# TASK DESCRIPTION:
Copy all of the material exactly. Pictures are not to appear in the copy.

# ITEMS:
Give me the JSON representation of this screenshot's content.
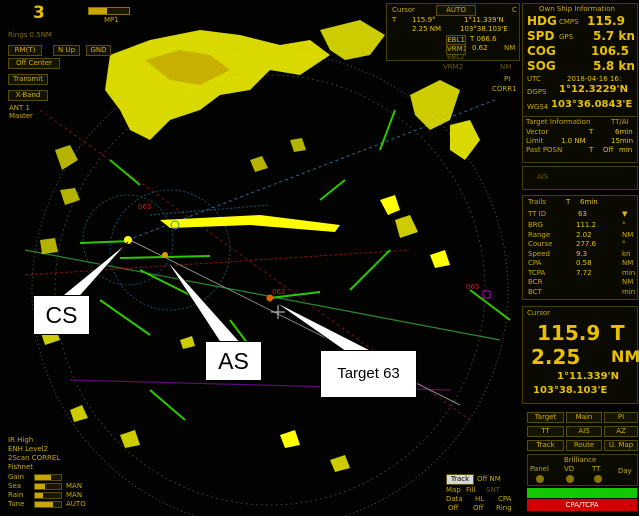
{
  "top_left": {
    "range_number": "3",
    "mp_label": "MP1",
    "mp_level": 0.45,
    "range_rings": "Rings 0.5NM"
  },
  "mode_buttons": [
    {
      "name": "rmt-button",
      "label": "RM(T)"
    },
    {
      "name": "north-up-button",
      "label": "N Up"
    },
    {
      "name": "gnd-button",
      "label": "GND"
    },
    {
      "name": "off-center-button",
      "label": "Off Center"
    },
    {
      "name": "transmit-button",
      "label": "Transmit"
    },
    {
      "name": "x-band-button",
      "label": "X-Band"
    }
  ],
  "antenna": {
    "line1": "ANT 1",
    "line2": "Master"
  },
  "cursor_panel": {
    "title": "Cursor",
    "mode": "AUTO",
    "mode_suffix": "C",
    "t_label": "T",
    "bearing": "115.9°",
    "lat": "1°11.339'N",
    "range": "2.25 NM",
    "lon": "103°38.103'E",
    "ebl1_label": "EBL1",
    "ebl1_value": "T 066.6",
    "vrm1_label": "VRM1",
    "vrm1_value": "0.62",
    "vrm1_unit": "NM",
    "ebl2_label": "EBL2",
    "vrm2_label": "VRM2",
    "vrm2_unit": "NM",
    "pi_label": "PI",
    "corr_label": "CORR1"
  },
  "ownship": {
    "title": "Own Ship Information",
    "hdg_label": "HDG",
    "hdg_source": "CMPS",
    "hdg_value": "115.9",
    "spd_label": "SPD",
    "spd_source": "GPS",
    "spd_value": "5.7 kn",
    "cog_label": "COG",
    "cog_value": "106.5",
    "sog_label": "SOG",
    "sog_value": "5.8 kn",
    "utc_label": "UTC",
    "utc_value": "2018-04-16 16:",
    "dgps_label": "DGPS",
    "lat": "1°12.3229'N",
    "wgs_label": "WGS4",
    "lon": "103°36.0843'E"
  },
  "target_info": {
    "title": "Target Information",
    "title_suffix": "TT/AI",
    "vector_label": "Vector",
    "vector_mode": "T",
    "vector_time": "6min",
    "limit_label": "Limit",
    "limit_value": "1.0 NM",
    "limit_time": "15min",
    "past_posn_label": "Past POSN",
    "past_posn_mode": "T",
    "past_posn_value": "Off",
    "past_posn_unit": "min",
    "ais_label": "AIS"
  },
  "trails": {
    "label": "Trails",
    "mode": "T",
    "time": "6min",
    "tt_id_label": "TT ID",
    "tt_id_value": "63",
    "rows": [
      {
        "label": "BRG",
        "value": "111.2",
        "unit": "°"
      },
      {
        "label": "Range",
        "value": "2.02",
        "unit": "NM"
      },
      {
        "label": "Course",
        "value": "277.6",
        "unit": "°"
      },
      {
        "label": "Speed",
        "value": "9.3",
        "unit": "kn"
      },
      {
        "label": "CPA",
        "value": "0.58",
        "unit": "NM"
      },
      {
        "label": "TCPA",
        "value": "7.72",
        "unit": "min"
      },
      {
        "label": "BCR",
        "value": "",
        "unit": "NM"
      },
      {
        "label": "BCT",
        "value": "",
        "unit": "min"
      }
    ]
  },
  "cursor_big": {
    "title": "Cursor",
    "bearing": "115.9",
    "bearing_unit": "T",
    "range": "2.25",
    "range_unit": "NM",
    "lat": "1°11.339'N",
    "lon": "103°38.103'E"
  },
  "bottom_buttons": [
    {
      "name": "target-button",
      "label": "Target"
    },
    {
      "name": "main-button",
      "label": "Main"
    },
    {
      "name": "pi-button",
      "label": "PI"
    },
    {
      "name": "tt-button",
      "label": "TT"
    },
    {
      "name": "ais-button",
      "label": "AIS"
    },
    {
      "name": "az-button",
      "label": "AZ"
    },
    {
      "name": "track-button",
      "label": "Track"
    },
    {
      "name": "route-button",
      "label": "Route"
    },
    {
      "name": "u-map-button",
      "label": "U. Map"
    }
  ],
  "brilliance": {
    "title": "Brilliance",
    "items": [
      "Panel",
      "VD",
      "TT",
      "Day"
    ]
  },
  "left_bottom": {
    "ir_label": "IR High",
    "enh_label": "ENH Level2",
    "scan_label": "2Scan CORREL",
    "fishnet_label": "Fishnet",
    "gain_label": "Gain",
    "sea_label": "Sea",
    "sea_mode": "MAN",
    "rain_label": "Rain",
    "rain_mode": "MAN",
    "tune_label": "Tune",
    "tune_mode": "AUTO",
    "gain_level": 0.6,
    "sea_level": 0.4,
    "rain_level": 0.3,
    "tune_level": 0.7
  },
  "track_panel": {
    "track_label": "Track",
    "track_value": "Off NM",
    "map_label": "Map",
    "map_value": "Fill",
    "map_suffix": "SNT",
    "data_label": "Data",
    "data_value": "Off",
    "hl_label": "HL",
    "hl_value": "Off",
    "cpa_label": "CPA",
    "cpa_value": "Ring"
  },
  "radar": {
    "target_labels": [
      "063",
      "065",
      "062"
    ]
  },
  "callouts": {
    "cs": "CS",
    "as": "AS",
    "target": "Target 63"
  },
  "cpa_alarm": "CPA/TCPA",
  "colors": {
    "accent": "#e8c000",
    "echo": "#ffff00",
    "trail": "#2dc800",
    "alarm": "#d00000"
  }
}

# FULL OUTPUT:
Give me the JSON representation of this screenshot's content.
{
  "top_left": {
    "range_number": "3",
    "mp_label": "MP1",
    "mp_level": 0.45,
    "range_rings": "Rings 0.5NM"
  },
  "mode_buttons": [
    {
      "name": "rmt-button",
      "label": "RM(T)"
    },
    {
      "name": "north-up-button",
      "label": "N Up"
    },
    {
      "name": "gnd-button",
      "label": "GND"
    },
    {
      "name": "off-center-button",
      "label": "Off Center"
    },
    {
      "name": "transmit-button",
      "label": "Transmit"
    },
    {
      "name": "x-band-button",
      "label": "X-Band"
    }
  ],
  "antenna": {
    "line1": "ANT 1",
    "line2": "Master"
  },
  "cursor_panel": {
    "title": "Cursor",
    "mode": "AUTO",
    "mode_suffix": "C",
    "t_label": "T",
    "bearing": "115.9°",
    "lat": "1°11.339'N",
    "range": "2.25 NM",
    "lon": "103°38.103'E",
    "ebl1_label": "EBL1",
    "ebl1_value": "T 066.6",
    "vrm1_label": "VRM1",
    "vrm1_value": "0.62",
    "vrm1_unit": "NM",
    "ebl2_label": "EBL2",
    "vrm2_label": "VRM2",
    "vrm2_unit": "NM",
    "pi_label": "PI",
    "corr_label": "CORR1"
  },
  "ownship": {
    "title": "Own Ship Information",
    "hdg_label": "HDG",
    "hdg_source": "CMPS",
    "hdg_value": "115.9",
    "spd_label": "SPD",
    "spd_source": "GPS",
    "spd_value": "5.7 kn",
    "cog_label": "COG",
    "cog_value": "106.5",
    "sog_label": "SOG",
    "sog_value": "5.8 kn",
    "utc_label": "UTC",
    "utc_value": "2018-04-16 16:",
    "dgps_label": "DGPS",
    "lat": "1°12.3229'N",
    "wgs_label": "WGS4",
    "lon": "103°36.0843'E"
  },
  "target_info": {
    "title": "Target Information",
    "title_suffix": "TT/AI",
    "vector_label": "Vector",
    "vector_mode": "T",
    "vector_time": "6min",
    "limit_label": "Limit",
    "limit_value": "1.0 NM",
    "limit_time": "15min",
    "past_posn_label": "Past POSN",
    "past_posn_mode": "T",
    "past_posn_value": "Off",
    "past_posn_unit": "min",
    "ais_label": "AIS"
  },
  "trails": {
    "label": "Trails",
    "mode": "T",
    "time": "6min",
    "tt_id_label": "TT ID",
    "tt_id_value": "63",
    "rows": [
      {
        "label": "BRG",
        "value": "111.2",
        "unit": "°"
      },
      {
        "label": "Range",
        "value": "2.02",
        "unit": "NM"
      },
      {
        "label": "Course",
        "value": "277.6",
        "unit": "°"
      },
      {
        "label": "Speed",
        "value": "9.3",
        "unit": "kn"
      },
      {
        "label": "CPA",
        "value": "0.58",
        "unit": "NM"
      },
      {
        "label": "TCPA",
        "value": "7.72",
        "unit": "min"
      },
      {
        "label": "BCR",
        "value": "",
        "unit": "NM"
      },
      {
        "label": "BCT",
        "value": "",
        "unit": "min"
      }
    ]
  },
  "cursor_big": {
    "title": "Cursor",
    "bearing": "115.9",
    "bearing_unit": "T",
    "range": "2.25",
    "range_unit": "NM",
    "lat": "1°11.339'N",
    "lon": "103°38.103'E"
  },
  "bottom_buttons": [
    {
      "name": "target-button",
      "label": "Target"
    },
    {
      "name": "main-button",
      "label": "Main"
    },
    {
      "name": "pi-button",
      "label": "PI"
    },
    {
      "name": "tt-button",
      "label": "TT"
    },
    {
      "name": "ais-button",
      "label": "AIS"
    },
    {
      "name": "az-button",
      "label": "AZ"
    },
    {
      "name": "track-button",
      "label": "Track"
    },
    {
      "name": "route-button",
      "label": "Route"
    },
    {
      "name": "u-map-button",
      "label": "U. Map"
    }
  ],
  "brilliance": {
    "title": "Brilliance",
    "items": [
      "Panel",
      "VD",
      "TT",
      "Day"
    ]
  },
  "left_bottom": {
    "ir_label": "IR High",
    "enh_label": "ENH Level2",
    "scan_label": "2Scan CORREL",
    "fishnet_label": "Fishnet",
    "gain_label": "Gain",
    "sea_label": "Sea",
    "sea_mode": "MAN",
    "rain_label": "Rain",
    "rain_mode": "MAN",
    "tune_label": "Tune",
    "tune_mode": "AUTO",
    "gain_level": 0.6,
    "sea_level": 0.4,
    "rain_level": 0.3,
    "tune_level": 0.7
  },
  "track_panel": {
    "track_label": "Track",
    "track_value": "Off NM",
    "map_label": "Map",
    "map_value": "Fill",
    "map_suffix": "SNT",
    "data_label": "Data",
    "data_value": "Off",
    "hl_label": "HL",
    "hl_value": "Off",
    "cpa_label": "CPA",
    "cpa_value": "Ring"
  },
  "radar": {
    "target_labels": [
      "063",
      "065",
      "062"
    ]
  },
  "callouts": {
    "cs": "CS",
    "as": "AS",
    "target": "Target 63"
  },
  "cpa_alarm": "CPA/TCPA",
  "colors": {
    "accent": "#e8c000",
    "echo": "#ffff00",
    "trail": "#2dc800",
    "alarm": "#d00000"
  }
}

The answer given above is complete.